Prompt = Each entry that follows must be output without any deviation.

Structured figure records =
○ ○ ○ ○ ○ ○ ○

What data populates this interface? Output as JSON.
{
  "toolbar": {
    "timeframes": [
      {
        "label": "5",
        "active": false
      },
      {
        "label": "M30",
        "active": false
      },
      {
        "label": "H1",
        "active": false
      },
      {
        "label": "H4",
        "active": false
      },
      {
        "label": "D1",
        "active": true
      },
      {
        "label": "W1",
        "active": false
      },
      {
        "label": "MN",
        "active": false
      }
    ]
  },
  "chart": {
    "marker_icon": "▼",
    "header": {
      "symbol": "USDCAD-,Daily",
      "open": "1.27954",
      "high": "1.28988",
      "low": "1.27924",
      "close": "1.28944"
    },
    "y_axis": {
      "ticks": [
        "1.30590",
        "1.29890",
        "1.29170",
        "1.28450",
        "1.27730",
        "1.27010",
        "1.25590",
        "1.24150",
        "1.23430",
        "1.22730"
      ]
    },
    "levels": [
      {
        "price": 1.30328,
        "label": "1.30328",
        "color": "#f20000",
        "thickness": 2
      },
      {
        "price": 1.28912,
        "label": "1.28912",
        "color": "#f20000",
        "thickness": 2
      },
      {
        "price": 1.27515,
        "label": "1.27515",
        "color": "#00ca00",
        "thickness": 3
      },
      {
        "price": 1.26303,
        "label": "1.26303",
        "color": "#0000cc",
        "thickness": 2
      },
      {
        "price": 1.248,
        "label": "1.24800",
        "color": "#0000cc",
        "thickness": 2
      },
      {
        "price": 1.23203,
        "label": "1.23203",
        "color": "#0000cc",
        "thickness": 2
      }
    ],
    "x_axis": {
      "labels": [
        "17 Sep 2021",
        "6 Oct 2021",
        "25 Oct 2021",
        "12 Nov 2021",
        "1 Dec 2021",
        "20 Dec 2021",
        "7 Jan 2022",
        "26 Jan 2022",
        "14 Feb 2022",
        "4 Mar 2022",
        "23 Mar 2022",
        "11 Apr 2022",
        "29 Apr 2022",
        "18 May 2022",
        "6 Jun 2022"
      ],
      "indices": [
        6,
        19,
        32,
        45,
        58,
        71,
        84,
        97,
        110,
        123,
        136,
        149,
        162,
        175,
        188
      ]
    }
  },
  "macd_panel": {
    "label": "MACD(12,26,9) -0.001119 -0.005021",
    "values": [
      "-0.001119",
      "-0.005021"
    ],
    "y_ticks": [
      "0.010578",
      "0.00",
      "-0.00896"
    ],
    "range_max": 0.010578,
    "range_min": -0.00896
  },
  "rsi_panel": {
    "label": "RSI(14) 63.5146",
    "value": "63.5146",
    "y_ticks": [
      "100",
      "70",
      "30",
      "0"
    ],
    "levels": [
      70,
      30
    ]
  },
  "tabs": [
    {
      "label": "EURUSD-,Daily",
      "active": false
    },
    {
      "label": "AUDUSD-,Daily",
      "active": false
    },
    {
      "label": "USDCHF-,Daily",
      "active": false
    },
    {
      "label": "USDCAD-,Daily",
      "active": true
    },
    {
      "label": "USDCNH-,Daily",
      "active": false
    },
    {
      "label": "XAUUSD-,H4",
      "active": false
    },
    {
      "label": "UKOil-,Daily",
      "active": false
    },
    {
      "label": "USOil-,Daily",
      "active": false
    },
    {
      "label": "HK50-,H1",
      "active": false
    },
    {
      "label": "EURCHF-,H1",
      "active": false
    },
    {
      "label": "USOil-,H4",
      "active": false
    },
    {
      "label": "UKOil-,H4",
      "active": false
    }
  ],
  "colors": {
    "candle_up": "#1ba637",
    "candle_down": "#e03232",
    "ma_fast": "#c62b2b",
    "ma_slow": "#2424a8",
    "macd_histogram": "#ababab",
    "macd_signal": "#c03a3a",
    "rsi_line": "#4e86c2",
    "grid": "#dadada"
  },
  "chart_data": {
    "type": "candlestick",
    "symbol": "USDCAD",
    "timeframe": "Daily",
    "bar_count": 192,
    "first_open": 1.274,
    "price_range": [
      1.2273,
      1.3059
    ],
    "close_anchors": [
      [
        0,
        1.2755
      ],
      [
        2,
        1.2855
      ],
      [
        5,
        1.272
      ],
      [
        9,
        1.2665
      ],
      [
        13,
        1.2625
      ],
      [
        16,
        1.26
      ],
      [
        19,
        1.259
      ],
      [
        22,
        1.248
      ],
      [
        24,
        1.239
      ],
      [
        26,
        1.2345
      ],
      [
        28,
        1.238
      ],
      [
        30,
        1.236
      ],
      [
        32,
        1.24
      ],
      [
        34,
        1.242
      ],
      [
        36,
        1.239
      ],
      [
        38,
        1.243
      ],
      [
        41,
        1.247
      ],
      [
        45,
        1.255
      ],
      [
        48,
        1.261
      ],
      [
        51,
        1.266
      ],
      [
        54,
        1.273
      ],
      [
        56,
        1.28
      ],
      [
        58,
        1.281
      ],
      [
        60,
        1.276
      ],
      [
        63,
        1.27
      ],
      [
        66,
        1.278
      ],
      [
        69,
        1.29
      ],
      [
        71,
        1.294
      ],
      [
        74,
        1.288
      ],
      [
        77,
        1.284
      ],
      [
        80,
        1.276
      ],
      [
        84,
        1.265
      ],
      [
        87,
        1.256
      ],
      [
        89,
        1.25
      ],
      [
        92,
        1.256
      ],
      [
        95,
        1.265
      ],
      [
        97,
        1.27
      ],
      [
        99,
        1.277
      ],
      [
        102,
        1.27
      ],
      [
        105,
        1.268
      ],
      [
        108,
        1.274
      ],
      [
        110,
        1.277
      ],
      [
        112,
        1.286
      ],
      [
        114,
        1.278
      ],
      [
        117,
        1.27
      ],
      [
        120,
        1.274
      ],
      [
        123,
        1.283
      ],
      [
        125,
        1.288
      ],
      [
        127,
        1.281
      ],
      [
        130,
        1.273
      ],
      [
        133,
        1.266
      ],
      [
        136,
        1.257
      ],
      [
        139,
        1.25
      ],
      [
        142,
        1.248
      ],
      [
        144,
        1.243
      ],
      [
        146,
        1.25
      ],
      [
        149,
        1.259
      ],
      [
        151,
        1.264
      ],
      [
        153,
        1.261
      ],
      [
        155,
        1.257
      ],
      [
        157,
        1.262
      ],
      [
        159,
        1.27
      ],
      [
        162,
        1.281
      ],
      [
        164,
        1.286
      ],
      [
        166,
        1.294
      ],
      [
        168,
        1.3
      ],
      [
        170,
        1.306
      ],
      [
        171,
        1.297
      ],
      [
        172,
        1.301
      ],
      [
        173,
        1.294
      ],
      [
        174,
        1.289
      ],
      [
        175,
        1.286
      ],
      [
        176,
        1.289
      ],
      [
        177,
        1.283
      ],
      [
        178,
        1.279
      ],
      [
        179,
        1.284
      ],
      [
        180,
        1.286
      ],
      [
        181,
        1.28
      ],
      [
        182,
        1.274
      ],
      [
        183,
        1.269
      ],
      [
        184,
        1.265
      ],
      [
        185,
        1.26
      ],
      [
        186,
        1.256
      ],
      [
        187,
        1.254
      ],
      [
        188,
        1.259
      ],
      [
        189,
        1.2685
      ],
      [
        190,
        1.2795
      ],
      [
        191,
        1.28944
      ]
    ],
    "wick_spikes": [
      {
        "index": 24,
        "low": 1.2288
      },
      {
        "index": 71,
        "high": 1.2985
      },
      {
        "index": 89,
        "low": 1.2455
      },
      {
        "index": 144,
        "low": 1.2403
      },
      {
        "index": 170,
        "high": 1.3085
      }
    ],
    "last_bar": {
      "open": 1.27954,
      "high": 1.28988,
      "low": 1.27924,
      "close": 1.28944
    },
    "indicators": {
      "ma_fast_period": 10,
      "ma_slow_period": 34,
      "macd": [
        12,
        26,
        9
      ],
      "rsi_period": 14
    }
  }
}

○ ○ ○ ○ ○ ○ ○

Written solution =
What data populates this interface? Output as JSON.
{
  "toolbar": {
    "timeframes": [
      {
        "label": "5",
        "active": false
      },
      {
        "label": "M30",
        "active": false
      },
      {
        "label": "H1",
        "active": false
      },
      {
        "label": "H4",
        "active": false
      },
      {
        "label": "D1",
        "active": true
      },
      {
        "label": "W1",
        "active": false
      },
      {
        "label": "MN",
        "active": false
      }
    ]
  },
  "chart": {
    "marker_icon": "▼",
    "header": {
      "symbol": "USDCAD-,Daily",
      "open": "1.27954",
      "high": "1.28988",
      "low": "1.27924",
      "close": "1.28944"
    },
    "y_axis": {
      "ticks": [
        "1.30590",
        "1.29890",
        "1.29170",
        "1.28450",
        "1.27730",
        "1.27010",
        "1.25590",
        "1.24150",
        "1.23430",
        "1.22730"
      ]
    },
    "levels": [
      {
        "price": 1.30328,
        "label": "1.30328",
        "color": "#f20000",
        "thickness": 2
      },
      {
        "price": 1.28912,
        "label": "1.28912",
        "color": "#f20000",
        "thickness": 2
      },
      {
        "price": 1.27515,
        "label": "1.27515",
        "color": "#00ca00",
        "thickness": 3
      },
      {
        "price": 1.26303,
        "label": "1.26303",
        "color": "#0000cc",
        "thickness": 2
      },
      {
        "price": 1.248,
        "label": "1.24800",
        "color": "#0000cc",
        "thickness": 2
      },
      {
        "price": 1.23203,
        "label": "1.23203",
        "color": "#0000cc",
        "thickness": 2
      }
    ],
    "x_axis": {
      "labels": [
        "17 Sep 2021",
        "6 Oct 2021",
        "25 Oct 2021",
        "12 Nov 2021",
        "1 Dec 2021",
        "20 Dec 2021",
        "7 Jan 2022",
        "26 Jan 2022",
        "14 Feb 2022",
        "4 Mar 2022",
        "23 Mar 2022",
        "11 Apr 2022",
        "29 Apr 2022",
        "18 May 2022",
        "6 Jun 2022"
      ],
      "indices": [
        6,
        19,
        32,
        45,
        58,
        71,
        84,
        97,
        110,
        123,
        136,
        149,
        162,
        175,
        188
      ]
    }
  },
  "macd_panel": {
    "label": "MACD(12,26,9) -0.001119 -0.005021",
    "values": [
      "-0.001119",
      "-0.005021"
    ],
    "y_ticks": [
      "0.010578",
      "0.00",
      "-0.00896"
    ],
    "range_max": 0.010578,
    "range_min": -0.00896
  },
  "rsi_panel": {
    "label": "RSI(14) 63.5146",
    "value": "63.5146",
    "y_ticks": [
      "100",
      "70",
      "30",
      "0"
    ],
    "levels": [
      70,
      30
    ]
  },
  "tabs": [
    {
      "label": "EURUSD-,Daily",
      "active": false
    },
    {
      "label": "AUDUSD-,Daily",
      "active": false
    },
    {
      "label": "USDCHF-,Daily",
      "active": false
    },
    {
      "label": "USDCAD-,Daily",
      "active": true
    },
    {
      "label": "USDCNH-,Daily",
      "active": false
    },
    {
      "label": "XAUUSD-,H4",
      "active": false
    },
    {
      "label": "UKOil-,Daily",
      "active": false
    },
    {
      "label": "USOil-,Daily",
      "active": false
    },
    {
      "label": "HK50-,H1",
      "active": false
    },
    {
      "label": "EURCHF-,H1",
      "active": false
    },
    {
      "label": "USOil-,H4",
      "active": false
    },
    {
      "label": "UKOil-,H4",
      "active": false
    }
  ],
  "colors": {
    "candle_up": "#1ba637",
    "candle_down": "#e03232",
    "ma_fast": "#c62b2b",
    "ma_slow": "#2424a8",
    "macd_histogram": "#ababab",
    "macd_signal": "#c03a3a",
    "rsi_line": "#4e86c2",
    "grid": "#dadada"
  },
  "chart_data": {
    "type": "candlestick",
    "symbol": "USDCAD",
    "timeframe": "Daily",
    "bar_count": 192,
    "first_open": 1.274,
    "price_range": [
      1.2273,
      1.3059
    ],
    "close_anchors": [
      [
        0,
        1.2755
      ],
      [
        2,
        1.2855
      ],
      [
        5,
        1.272
      ],
      [
        9,
        1.2665
      ],
      [
        13,
        1.2625
      ],
      [
        16,
        1.26
      ],
      [
        19,
        1.259
      ],
      [
        22,
        1.248
      ],
      [
        24,
        1.239
      ],
      [
        26,
        1.2345
      ],
      [
        28,
        1.238
      ],
      [
        30,
        1.236
      ],
      [
        32,
        1.24
      ],
      [
        34,
        1.242
      ],
      [
        36,
        1.239
      ],
      [
        38,
        1.243
      ],
      [
        41,
        1.247
      ],
      [
        45,
        1.255
      ],
      [
        48,
        1.261
      ],
      [
        51,
        1.266
      ],
      [
        54,
        1.273
      ],
      [
        56,
        1.28
      ],
      [
        58,
        1.281
      ],
      [
        60,
        1.276
      ],
      [
        63,
        1.27
      ],
      [
        66,
        1.278
      ],
      [
        69,
        1.29
      ],
      [
        71,
        1.294
      ],
      [
        74,
        1.288
      ],
      [
        77,
        1.284
      ],
      [
        80,
        1.276
      ],
      [
        84,
        1.265
      ],
      [
        87,
        1.256
      ],
      [
        89,
        1.25
      ],
      [
        92,
        1.256
      ],
      [
        95,
        1.265
      ],
      [
        97,
        1.27
      ],
      [
        99,
        1.277
      ],
      [
        102,
        1.27
      ],
      [
        105,
        1.268
      ],
      [
        108,
        1.274
      ],
      [
        110,
        1.277
      ],
      [
        112,
        1.286
      ],
      [
        114,
        1.278
      ],
      [
        117,
        1.27
      ],
      [
        120,
        1.274
      ],
      [
        123,
        1.283
      ],
      [
        125,
        1.288
      ],
      [
        127,
        1.281
      ],
      [
        130,
        1.273
      ],
      [
        133,
        1.266
      ],
      [
        136,
        1.257
      ],
      [
        139,
        1.25
      ],
      [
        142,
        1.248
      ],
      [
        144,
        1.243
      ],
      [
        146,
        1.25
      ],
      [
        149,
        1.259
      ],
      [
        151,
        1.264
      ],
      [
        153,
        1.261
      ],
      [
        155,
        1.257
      ],
      [
        157,
        1.262
      ],
      [
        159,
        1.27
      ],
      [
        162,
        1.281
      ],
      [
        164,
        1.286
      ],
      [
        166,
        1.294
      ],
      [
        168,
        1.3
      ],
      [
        170,
        1.306
      ],
      [
        171,
        1.297
      ],
      [
        172,
        1.301
      ],
      [
        173,
        1.294
      ],
      [
        174,
        1.289
      ],
      [
        175,
        1.286
      ],
      [
        176,
        1.289
      ],
      [
        177,
        1.283
      ],
      [
        178,
        1.279
      ],
      [
        179,
        1.284
      ],
      [
        180,
        1.286
      ],
      [
        181,
        1.28
      ],
      [
        182,
        1.274
      ],
      [
        183,
        1.269
      ],
      [
        184,
        1.265
      ],
      [
        185,
        1.26
      ],
      [
        186,
        1.256
      ],
      [
        187,
        1.254
      ],
      [
        188,
        1.259
      ],
      [
        189,
        1.2685
      ],
      [
        190,
        1.2795
      ],
      [
        191,
        1.28944
      ]
    ],
    "wick_spikes": [
      {
        "index": 24,
        "low": 1.2288
      },
      {
        "index": 71,
        "high": 1.2985
      },
      {
        "index": 89,
        "low": 1.2455
      },
      {
        "index": 144,
        "low": 1.2403
      },
      {
        "index": 170,
        "high": 1.3085
      }
    ],
    "last_bar": {
      "open": 1.27954,
      "high": 1.28988,
      "low": 1.27924,
      "close": 1.28944
    },
    "indicators": {
      "ma_fast_period": 10,
      "ma_slow_period": 34,
      "macd": [
        12,
        26,
        9
      ],
      "rsi_period": 14
    }
  }
}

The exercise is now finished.